Problem statement -> Reproduce the following material exactly, including every line.

Given records ->
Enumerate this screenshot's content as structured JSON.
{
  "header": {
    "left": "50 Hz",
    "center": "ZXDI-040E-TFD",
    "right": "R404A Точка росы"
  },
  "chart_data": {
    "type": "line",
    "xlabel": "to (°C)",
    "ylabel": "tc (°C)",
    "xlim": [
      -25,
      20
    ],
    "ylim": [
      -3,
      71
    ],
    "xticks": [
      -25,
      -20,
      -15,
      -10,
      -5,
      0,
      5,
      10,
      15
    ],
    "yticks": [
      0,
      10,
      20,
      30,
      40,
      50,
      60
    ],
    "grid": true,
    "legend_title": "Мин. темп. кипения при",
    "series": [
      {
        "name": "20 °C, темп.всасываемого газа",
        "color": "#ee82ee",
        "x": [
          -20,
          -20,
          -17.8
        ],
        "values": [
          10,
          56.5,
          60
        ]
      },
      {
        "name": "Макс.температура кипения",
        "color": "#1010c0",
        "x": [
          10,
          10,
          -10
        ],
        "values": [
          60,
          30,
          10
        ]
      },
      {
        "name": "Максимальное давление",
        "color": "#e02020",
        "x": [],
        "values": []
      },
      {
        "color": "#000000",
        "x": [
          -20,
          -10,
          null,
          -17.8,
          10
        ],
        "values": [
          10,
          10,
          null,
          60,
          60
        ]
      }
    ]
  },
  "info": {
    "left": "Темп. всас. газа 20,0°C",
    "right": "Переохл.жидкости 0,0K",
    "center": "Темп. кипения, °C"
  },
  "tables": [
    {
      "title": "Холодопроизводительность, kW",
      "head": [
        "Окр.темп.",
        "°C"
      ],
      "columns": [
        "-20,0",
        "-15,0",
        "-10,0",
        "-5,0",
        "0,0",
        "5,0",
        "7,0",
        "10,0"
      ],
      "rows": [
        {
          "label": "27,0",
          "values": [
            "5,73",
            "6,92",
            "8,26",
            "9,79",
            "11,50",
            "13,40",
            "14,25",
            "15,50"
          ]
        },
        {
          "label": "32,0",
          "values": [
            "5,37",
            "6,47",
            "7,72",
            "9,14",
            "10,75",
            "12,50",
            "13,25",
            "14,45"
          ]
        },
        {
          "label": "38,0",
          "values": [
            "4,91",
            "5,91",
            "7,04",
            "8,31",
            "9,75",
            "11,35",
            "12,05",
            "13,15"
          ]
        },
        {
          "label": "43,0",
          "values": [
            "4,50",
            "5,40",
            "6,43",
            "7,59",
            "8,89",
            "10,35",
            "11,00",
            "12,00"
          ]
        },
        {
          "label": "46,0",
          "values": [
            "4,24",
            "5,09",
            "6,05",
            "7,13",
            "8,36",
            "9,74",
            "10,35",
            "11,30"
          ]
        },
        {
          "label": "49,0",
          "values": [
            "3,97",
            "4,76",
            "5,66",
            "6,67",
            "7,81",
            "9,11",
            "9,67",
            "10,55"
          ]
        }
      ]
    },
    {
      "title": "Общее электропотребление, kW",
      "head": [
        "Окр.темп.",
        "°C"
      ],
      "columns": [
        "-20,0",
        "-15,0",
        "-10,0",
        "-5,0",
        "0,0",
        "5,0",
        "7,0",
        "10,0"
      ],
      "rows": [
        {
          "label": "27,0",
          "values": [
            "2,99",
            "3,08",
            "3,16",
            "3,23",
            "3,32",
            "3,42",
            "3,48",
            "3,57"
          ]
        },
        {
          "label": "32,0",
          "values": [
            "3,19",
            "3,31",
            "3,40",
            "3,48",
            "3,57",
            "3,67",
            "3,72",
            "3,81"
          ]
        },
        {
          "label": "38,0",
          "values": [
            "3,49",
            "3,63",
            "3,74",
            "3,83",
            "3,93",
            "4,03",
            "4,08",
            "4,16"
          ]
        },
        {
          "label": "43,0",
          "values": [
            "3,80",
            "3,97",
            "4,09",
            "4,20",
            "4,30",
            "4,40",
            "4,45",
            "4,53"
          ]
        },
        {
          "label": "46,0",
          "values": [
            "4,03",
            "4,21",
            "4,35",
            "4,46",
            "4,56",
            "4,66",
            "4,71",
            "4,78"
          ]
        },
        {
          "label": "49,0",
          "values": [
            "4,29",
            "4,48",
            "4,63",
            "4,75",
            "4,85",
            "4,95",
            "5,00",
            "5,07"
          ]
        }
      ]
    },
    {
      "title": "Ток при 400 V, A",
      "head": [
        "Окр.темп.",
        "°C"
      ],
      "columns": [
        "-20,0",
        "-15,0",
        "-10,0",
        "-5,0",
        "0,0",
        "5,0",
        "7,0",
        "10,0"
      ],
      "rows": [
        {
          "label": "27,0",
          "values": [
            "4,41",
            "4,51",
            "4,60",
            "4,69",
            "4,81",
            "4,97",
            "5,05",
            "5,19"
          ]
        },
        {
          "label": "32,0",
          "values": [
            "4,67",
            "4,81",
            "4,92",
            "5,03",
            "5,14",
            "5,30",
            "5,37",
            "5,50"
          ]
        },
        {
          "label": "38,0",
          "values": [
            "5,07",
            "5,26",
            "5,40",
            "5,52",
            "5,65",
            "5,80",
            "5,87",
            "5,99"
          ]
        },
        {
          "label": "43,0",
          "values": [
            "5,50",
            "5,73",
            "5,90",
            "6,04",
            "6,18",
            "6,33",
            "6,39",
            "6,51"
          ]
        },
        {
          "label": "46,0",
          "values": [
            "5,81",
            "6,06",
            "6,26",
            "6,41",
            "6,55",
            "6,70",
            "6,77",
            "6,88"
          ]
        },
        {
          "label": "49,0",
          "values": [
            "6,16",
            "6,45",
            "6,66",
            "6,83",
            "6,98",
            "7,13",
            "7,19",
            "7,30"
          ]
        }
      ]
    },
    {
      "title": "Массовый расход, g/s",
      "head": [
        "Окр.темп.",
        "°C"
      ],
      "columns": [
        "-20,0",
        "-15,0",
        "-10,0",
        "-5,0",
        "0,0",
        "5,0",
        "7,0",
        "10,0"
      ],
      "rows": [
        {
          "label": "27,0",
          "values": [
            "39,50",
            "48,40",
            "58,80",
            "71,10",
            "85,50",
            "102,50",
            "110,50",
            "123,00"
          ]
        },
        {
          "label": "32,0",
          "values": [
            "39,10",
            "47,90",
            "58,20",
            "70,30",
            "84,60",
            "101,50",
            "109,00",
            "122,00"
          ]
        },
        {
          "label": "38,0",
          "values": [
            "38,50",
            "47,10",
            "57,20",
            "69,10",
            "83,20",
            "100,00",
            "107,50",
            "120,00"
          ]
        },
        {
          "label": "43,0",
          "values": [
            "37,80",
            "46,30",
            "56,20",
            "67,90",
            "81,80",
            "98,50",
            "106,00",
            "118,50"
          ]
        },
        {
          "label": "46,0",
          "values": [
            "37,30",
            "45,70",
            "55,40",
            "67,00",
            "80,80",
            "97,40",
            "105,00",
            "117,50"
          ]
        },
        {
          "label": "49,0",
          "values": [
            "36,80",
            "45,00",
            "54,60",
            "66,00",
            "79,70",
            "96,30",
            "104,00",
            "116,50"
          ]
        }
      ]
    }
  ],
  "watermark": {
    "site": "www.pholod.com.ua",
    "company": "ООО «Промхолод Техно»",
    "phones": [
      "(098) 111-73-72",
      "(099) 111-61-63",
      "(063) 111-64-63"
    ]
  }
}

Right answer ->
Enumerate this screenshot's content as structured JSON.
{
  "header": {
    "left": "50 Hz",
    "center": "ZXDI-040E-TFD",
    "right": "R404A Точка росы"
  },
  "chart_data": {
    "type": "line",
    "xlabel": "to (°C)",
    "ylabel": "tc (°C)",
    "xlim": [
      -25,
      20
    ],
    "ylim": [
      -3,
      71
    ],
    "xticks": [
      -25,
      -20,
      -15,
      -10,
      -5,
      0,
      5,
      10,
      15
    ],
    "yticks": [
      0,
      10,
      20,
      30,
      40,
      50,
      60
    ],
    "grid": true,
    "legend_title": "Мин. темп. кипения при",
    "series": [
      {
        "name": "20 °C, темп.всасываемого газа",
        "color": "#ee82ee",
        "x": [
          -20,
          -20,
          -17.8
        ],
        "values": [
          10,
          56.5,
          60
        ]
      },
      {
        "name": "Макс.температура кипения",
        "color": "#1010c0",
        "x": [
          10,
          10,
          -10
        ],
        "values": [
          60,
          30,
          10
        ]
      },
      {
        "name": "Максимальное давление",
        "color": "#e02020",
        "x": [],
        "values": []
      },
      {
        "color": "#000000",
        "x": [
          -20,
          -10,
          null,
          -17.8,
          10
        ],
        "values": [
          10,
          10,
          null,
          60,
          60
        ]
      }
    ]
  },
  "info": {
    "left": "Темп. всас. газа 20,0°C",
    "right": "Переохл.жидкости 0,0K",
    "center": "Темп. кипения, °C"
  },
  "tables": [
    {
      "title": "Холодопроизводительность, kW",
      "head": [
        "Окр.темп.",
        "°C"
      ],
      "columns": [
        "-20,0",
        "-15,0",
        "-10,0",
        "-5,0",
        "0,0",
        "5,0",
        "7,0",
        "10,0"
      ],
      "rows": [
        {
          "label": "27,0",
          "values": [
            "5,73",
            "6,92",
            "8,26",
            "9,79",
            "11,50",
            "13,40",
            "14,25",
            "15,50"
          ]
        },
        {
          "label": "32,0",
          "values": [
            "5,37",
            "6,47",
            "7,72",
            "9,14",
            "10,75",
            "12,50",
            "13,25",
            "14,45"
          ]
        },
        {
          "label": "38,0",
          "values": [
            "4,91",
            "5,91",
            "7,04",
            "8,31",
            "9,75",
            "11,35",
            "12,05",
            "13,15"
          ]
        },
        {
          "label": "43,0",
          "values": [
            "4,50",
            "5,40",
            "6,43",
            "7,59",
            "8,89",
            "10,35",
            "11,00",
            "12,00"
          ]
        },
        {
          "label": "46,0",
          "values": [
            "4,24",
            "5,09",
            "6,05",
            "7,13",
            "8,36",
            "9,74",
            "10,35",
            "11,30"
          ]
        },
        {
          "label": "49,0",
          "values": [
            "3,97",
            "4,76",
            "5,66",
            "6,67",
            "7,81",
            "9,11",
            "9,67",
            "10,55"
          ]
        }
      ]
    },
    {
      "title": "Общее электропотребление, kW",
      "head": [
        "Окр.темп.",
        "°C"
      ],
      "columns": [
        "-20,0",
        "-15,0",
        "-10,0",
        "-5,0",
        "0,0",
        "5,0",
        "7,0",
        "10,0"
      ],
      "rows": [
        {
          "label": "27,0",
          "values": [
            "2,99",
            "3,08",
            "3,16",
            "3,23",
            "3,32",
            "3,42",
            "3,48",
            "3,57"
          ]
        },
        {
          "label": "32,0",
          "values": [
            "3,19",
            "3,31",
            "3,40",
            "3,48",
            "3,57",
            "3,67",
            "3,72",
            "3,81"
          ]
        },
        {
          "label": "38,0",
          "values": [
            "3,49",
            "3,63",
            "3,74",
            "3,83",
            "3,93",
            "4,03",
            "4,08",
            "4,16"
          ]
        },
        {
          "label": "43,0",
          "values": [
            "3,80",
            "3,97",
            "4,09",
            "4,20",
            "4,30",
            "4,40",
            "4,45",
            "4,53"
          ]
        },
        {
          "label": "46,0",
          "values": [
            "4,03",
            "4,21",
            "4,35",
            "4,46",
            "4,56",
            "4,66",
            "4,71",
            "4,78"
          ]
        },
        {
          "label": "49,0",
          "values": [
            "4,29",
            "4,48",
            "4,63",
            "4,75",
            "4,85",
            "4,95",
            "5,00",
            "5,07"
          ]
        }
      ]
    },
    {
      "title": "Ток при 400 V, A",
      "head": [
        "Окр.темп.",
        "°C"
      ],
      "columns": [
        "-20,0",
        "-15,0",
        "-10,0",
        "-5,0",
        "0,0",
        "5,0",
        "7,0",
        "10,0"
      ],
      "rows": [
        {
          "label": "27,0",
          "values": [
            "4,41",
            "4,51",
            "4,60",
            "4,69",
            "4,81",
            "4,97",
            "5,05",
            "5,19"
          ]
        },
        {
          "label": "32,0",
          "values": [
            "4,67",
            "4,81",
            "4,92",
            "5,03",
            "5,14",
            "5,30",
            "5,37",
            "5,50"
          ]
        },
        {
          "label": "38,0",
          "values": [
            "5,07",
            "5,26",
            "5,40",
            "5,52",
            "5,65",
            "5,80",
            "5,87",
            "5,99"
          ]
        },
        {
          "label": "43,0",
          "values": [
            "5,50",
            "5,73",
            "5,90",
            "6,04",
            "6,18",
            "6,33",
            "6,39",
            "6,51"
          ]
        },
        {
          "label": "46,0",
          "values": [
            "5,81",
            "6,06",
            "6,26",
            "6,41",
            "6,55",
            "6,70",
            "6,77",
            "6,88"
          ]
        },
        {
          "label": "49,0",
          "values": [
            "6,16",
            "6,45",
            "6,66",
            "6,83",
            "6,98",
            "7,13",
            "7,19",
            "7,30"
          ]
        }
      ]
    },
    {
      "title": "Массовый расход, g/s",
      "head": [
        "Окр.темп.",
        "°C"
      ],
      "columns": [
        "-20,0",
        "-15,0",
        "-10,0",
        "-5,0",
        "0,0",
        "5,0",
        "7,0",
        "10,0"
      ],
      "rows": [
        {
          "label": "27,0",
          "values": [
            "39,50",
            "48,40",
            "58,80",
            "71,10",
            "85,50",
            "102,50",
            "110,50",
            "123,00"
          ]
        },
        {
          "label": "32,0",
          "values": [
            "39,10",
            "47,90",
            "58,20",
            "70,30",
            "84,60",
            "101,50",
            "109,00",
            "122,00"
          ]
        },
        {
          "label": "38,0",
          "values": [
            "38,50",
            "47,10",
            "57,20",
            "69,10",
            "83,20",
            "100,00",
            "107,50",
            "120,00"
          ]
        },
        {
          "label": "43,0",
          "values": [
            "37,80",
            "46,30",
            "56,20",
            "67,90",
            "81,80",
            "98,50",
            "106,00",
            "118,50"
          ]
        },
        {
          "label": "46,0",
          "values": [
            "37,30",
            "45,70",
            "55,40",
            "67,00",
            "80,80",
            "97,40",
            "105,00",
            "117,50"
          ]
        },
        {
          "label": "49,0",
          "values": [
            "36,80",
            "45,00",
            "54,60",
            "66,00",
            "79,70",
            "96,30",
            "104,00",
            "116,50"
          ]
        }
      ]
    }
  ],
  "watermark": {
    "site": "www.pholod.com.ua",
    "company": "ООО «Промхолод Техно»",
    "phones": [
      "(098) 111-73-72",
      "(099) 111-61-63",
      "(063) 111-64-63"
    ]
  }
}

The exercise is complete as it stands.